→ **What to work on**
Show each line from the listing that includes the word "предмету".

## Begin Provided records

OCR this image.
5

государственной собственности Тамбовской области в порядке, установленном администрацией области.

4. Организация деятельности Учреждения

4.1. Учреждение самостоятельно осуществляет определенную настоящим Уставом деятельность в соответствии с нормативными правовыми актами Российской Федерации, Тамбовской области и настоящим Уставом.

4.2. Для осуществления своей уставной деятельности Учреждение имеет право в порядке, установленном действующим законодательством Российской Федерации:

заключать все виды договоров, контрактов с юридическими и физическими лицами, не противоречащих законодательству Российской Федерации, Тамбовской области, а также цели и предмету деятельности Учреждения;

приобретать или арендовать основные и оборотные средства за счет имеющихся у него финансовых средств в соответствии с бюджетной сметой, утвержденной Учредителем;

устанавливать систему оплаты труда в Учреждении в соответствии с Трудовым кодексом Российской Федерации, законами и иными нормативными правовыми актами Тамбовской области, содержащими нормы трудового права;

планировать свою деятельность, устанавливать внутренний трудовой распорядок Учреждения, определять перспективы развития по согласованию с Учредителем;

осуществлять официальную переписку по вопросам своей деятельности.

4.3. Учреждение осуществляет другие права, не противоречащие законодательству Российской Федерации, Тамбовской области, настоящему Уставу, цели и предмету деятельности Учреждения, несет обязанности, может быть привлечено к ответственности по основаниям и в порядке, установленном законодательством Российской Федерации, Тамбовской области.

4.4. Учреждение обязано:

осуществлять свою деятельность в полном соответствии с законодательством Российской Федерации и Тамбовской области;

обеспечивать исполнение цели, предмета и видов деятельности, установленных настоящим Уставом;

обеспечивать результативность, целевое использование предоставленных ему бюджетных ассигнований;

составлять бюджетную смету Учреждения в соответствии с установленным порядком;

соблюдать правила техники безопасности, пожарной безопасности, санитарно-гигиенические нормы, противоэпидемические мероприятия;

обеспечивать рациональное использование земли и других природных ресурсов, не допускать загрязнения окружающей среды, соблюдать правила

## End Provided records

→ **Answer to the exercise**
заключать все виды договоров, контрактов с юридическими и физическими лицами, не противоречащих законодательству Российской Федерации, Тамбовской области, а также цели и предмету деятельности Учреждения;
4.3. Учреждение осуществляет другие права, не противоречащие законодательству Российской Федерации, Тамбовской области, настоящему Уставу, цели и предмету деятельности Учреждения, несет обязанности, может быть привлечено к ответственности по основаниям и в порядке, установленном законодательством Российской Федерации, Тамбовской области.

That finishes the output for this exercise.